THE RECORDS =>
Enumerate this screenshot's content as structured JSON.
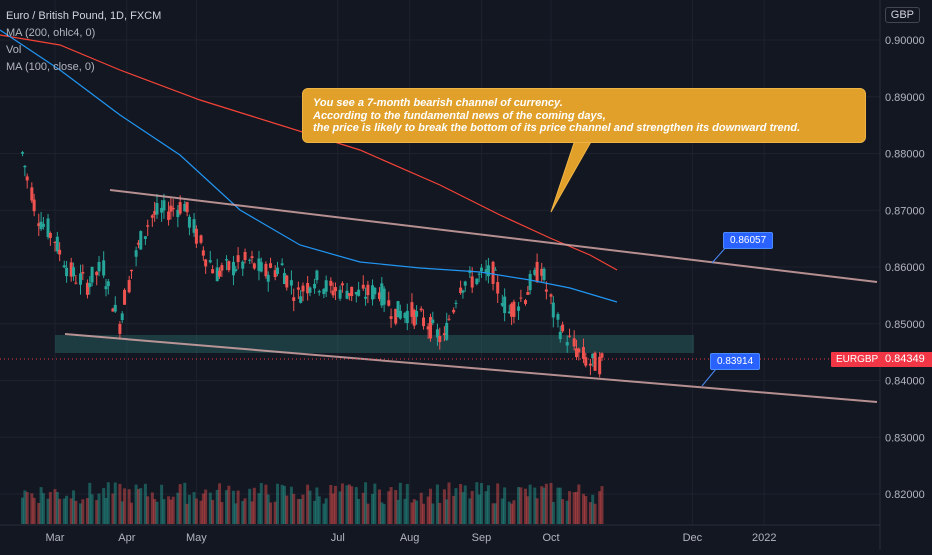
{
  "legend": {
    "title": "Euro / British Pound, 1D, FXCM",
    "ma200": "MA (200, ohlc4, 0)",
    "vol": "Vol",
    "ma100": "MA (100, close, 0)"
  },
  "currency": "GBP",
  "symbol": "EURGBP",
  "annotation": {
    "line1": "You see a 7-month bearish channel of currency.",
    "line2": "According to the fundamental news of the coming days,",
    "line3": "the price is likely to break the bottom of its price channel and strengthen its downward trend."
  },
  "price_labels": {
    "upper": "0.86057",
    "lower": "0.83914"
  },
  "last_price": "0.84349",
  "colors": {
    "background": "#131722",
    "up": "#26a69a",
    "down": "#ef5350",
    "ma200": "#f44336",
    "ma100": "#2196f3",
    "channel": "#d4a5a5",
    "zone": "#3a8a8a",
    "annotation": "#e0a02a",
    "label": "#2962ff",
    "last_price": "#f23645"
  },
  "chart_data": {
    "type": "candlestick",
    "title": "Euro / British Pound, 1D, FXCM",
    "ylim": [
      0.815,
      0.905
    ],
    "y_ticks": [
      0.9,
      0.89,
      0.88,
      0.87,
      0.86,
      0.85,
      0.84,
      0.83,
      0.82
    ],
    "x_ticks": [
      "Mar",
      "Apr",
      "May",
      "Jul",
      "Aug",
      "Sep",
      "Oct",
      "Dec",
      "2022"
    ],
    "grid": true,
    "price_series": [
      {
        "date": "2021-02-15",
        "close": 0.88
      },
      {
        "date": "2021-02-22",
        "close": 0.869
      },
      {
        "date": "2021-03-01",
        "close": 0.865
      },
      {
        "date": "2021-03-08",
        "close": 0.859
      },
      {
        "date": "2021-03-15",
        "close": 0.857
      },
      {
        "date": "2021-03-22",
        "close": 0.86
      },
      {
        "date": "2021-03-29",
        "close": 0.85
      },
      {
        "date": "2021-04-05",
        "close": 0.862
      },
      {
        "date": "2021-04-12",
        "close": 0.869
      },
      {
        "date": "2021-04-19",
        "close": 0.87
      },
      {
        "date": "2021-04-26",
        "close": 0.871
      },
      {
        "date": "2021-05-03",
        "close": 0.864
      },
      {
        "date": "2021-05-10",
        "close": 0.859
      },
      {
        "date": "2021-05-17",
        "close": 0.86
      },
      {
        "date": "2021-05-24",
        "close": 0.861
      },
      {
        "date": "2021-05-31",
        "close": 0.859
      },
      {
        "date": "2021-06-07",
        "close": 0.86
      },
      {
        "date": "2021-06-14",
        "close": 0.855
      },
      {
        "date": "2021-06-21",
        "close": 0.858
      },
      {
        "date": "2021-06-28",
        "close": 0.856
      },
      {
        "date": "2021-07-05",
        "close": 0.856
      },
      {
        "date": "2021-07-12",
        "close": 0.855
      },
      {
        "date": "2021-07-19",
        "close": 0.856
      },
      {
        "date": "2021-07-26",
        "close": 0.852
      },
      {
        "date": "2021-08-02",
        "close": 0.852
      },
      {
        "date": "2021-08-09",
        "close": 0.85
      },
      {
        "date": "2021-08-16",
        "close": 0.847
      },
      {
        "date": "2021-08-23",
        "close": 0.857
      },
      {
        "date": "2021-08-30",
        "close": 0.858
      },
      {
        "date": "2021-09-06",
        "close": 0.859
      },
      {
        "date": "2021-09-13",
        "close": 0.852
      },
      {
        "date": "2021-09-20",
        "close": 0.855
      },
      {
        "date": "2021-09-27",
        "close": 0.86
      },
      {
        "date": "2021-10-04",
        "close": 0.85
      },
      {
        "date": "2021-10-11",
        "close": 0.846
      },
      {
        "date": "2021-10-18",
        "close": 0.843
      },
      {
        "date": "2021-10-25",
        "close": 0.843
      }
    ],
    "annotations": {
      "upper_channel": {
        "from": [
          "2021-03-22",
          0.873
        ],
        "to": [
          "2022-01-31",
          0.857
        ]
      },
      "lower_channel": {
        "from": [
          "2021-02-28",
          0.848
        ],
        "to": [
          "2022-01-31",
          0.836
        ]
      },
      "support_zone": [
        0.844,
        0.848
      ],
      "upper_label_price": 0.86057,
      "lower_label_price": 0.83914
    }
  }
}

DO THIS =>
Leave out the pictures and restate everything else word for word.

TASK OUTPUT =>
Enumerate this screenshot's content as structured JSON.
{
  "legend": {
    "title": "Euro / British Pound, 1D, FXCM",
    "ma200": "MA (200, ohlc4, 0)",
    "vol": "Vol",
    "ma100": "MA (100, close, 0)"
  },
  "currency": "GBP",
  "symbol": "EURGBP",
  "annotation": {
    "line1": "You see a 7-month bearish channel of currency.",
    "line2": "According to the fundamental news of the coming days,",
    "line3": "the price is likely to break the bottom of its price channel and strengthen its downward trend."
  },
  "price_labels": {
    "upper": "0.86057",
    "lower": "0.83914"
  },
  "last_price": "0.84349",
  "colors": {
    "background": "#131722",
    "up": "#26a69a",
    "down": "#ef5350",
    "ma200": "#f44336",
    "ma100": "#2196f3",
    "channel": "#d4a5a5",
    "zone": "#3a8a8a",
    "annotation": "#e0a02a",
    "label": "#2962ff",
    "last_price": "#f23645"
  },
  "chart_data": {
    "type": "candlestick",
    "title": "Euro / British Pound, 1D, FXCM",
    "ylim": [
      0.815,
      0.905
    ],
    "y_ticks": [
      0.9,
      0.89,
      0.88,
      0.87,
      0.86,
      0.85,
      0.84,
      0.83,
      0.82
    ],
    "x_ticks": [
      "Mar",
      "Apr",
      "May",
      "Jul",
      "Aug",
      "Sep",
      "Oct",
      "Dec",
      "2022"
    ],
    "grid": true,
    "price_series": [
      {
        "date": "2021-02-15",
        "close": 0.88
      },
      {
        "date": "2021-02-22",
        "close": 0.869
      },
      {
        "date": "2021-03-01",
        "close": 0.865
      },
      {
        "date": "2021-03-08",
        "close": 0.859
      },
      {
        "date": "2021-03-15",
        "close": 0.857
      },
      {
        "date": "2021-03-22",
        "close": 0.86
      },
      {
        "date": "2021-03-29",
        "close": 0.85
      },
      {
        "date": "2021-04-05",
        "close": 0.862
      },
      {
        "date": "2021-04-12",
        "close": 0.869
      },
      {
        "date": "2021-04-19",
        "close": 0.87
      },
      {
        "date": "2021-04-26",
        "close": 0.871
      },
      {
        "date": "2021-05-03",
        "close": 0.864
      },
      {
        "date": "2021-05-10",
        "close": 0.859
      },
      {
        "date": "2021-05-17",
        "close": 0.86
      },
      {
        "date": "2021-05-24",
        "close": 0.861
      },
      {
        "date": "2021-05-31",
        "close": 0.859
      },
      {
        "date": "2021-06-07",
        "close": 0.86
      },
      {
        "date": "2021-06-14",
        "close": 0.855
      },
      {
        "date": "2021-06-21",
        "close": 0.858
      },
      {
        "date": "2021-06-28",
        "close": 0.856
      },
      {
        "date": "2021-07-05",
        "close": 0.856
      },
      {
        "date": "2021-07-12",
        "close": 0.855
      },
      {
        "date": "2021-07-19",
        "close": 0.856
      },
      {
        "date": "2021-07-26",
        "close": 0.852
      },
      {
        "date": "2021-08-02",
        "close": 0.852
      },
      {
        "date": "2021-08-09",
        "close": 0.85
      },
      {
        "date": "2021-08-16",
        "close": 0.847
      },
      {
        "date": "2021-08-23",
        "close": 0.857
      },
      {
        "date": "2021-08-30",
        "close": 0.858
      },
      {
        "date": "2021-09-06",
        "close": 0.859
      },
      {
        "date": "2021-09-13",
        "close": 0.852
      },
      {
        "date": "2021-09-20",
        "close": 0.855
      },
      {
        "date": "2021-09-27",
        "close": 0.86
      },
      {
        "date": "2021-10-04",
        "close": 0.85
      },
      {
        "date": "2021-10-11",
        "close": 0.846
      },
      {
        "date": "2021-10-18",
        "close": 0.843
      },
      {
        "date": "2021-10-25",
        "close": 0.843
      }
    ],
    "annotations": {
      "upper_channel": {
        "from": [
          "2021-03-22",
          0.873
        ],
        "to": [
          "2022-01-31",
          0.857
        ]
      },
      "lower_channel": {
        "from": [
          "2021-02-28",
          0.848
        ],
        "to": [
          "2022-01-31",
          0.836
        ]
      },
      "support_zone": [
        0.844,
        0.848
      ],
      "upper_label_price": 0.86057,
      "lower_label_price": 0.83914
    }
  }
}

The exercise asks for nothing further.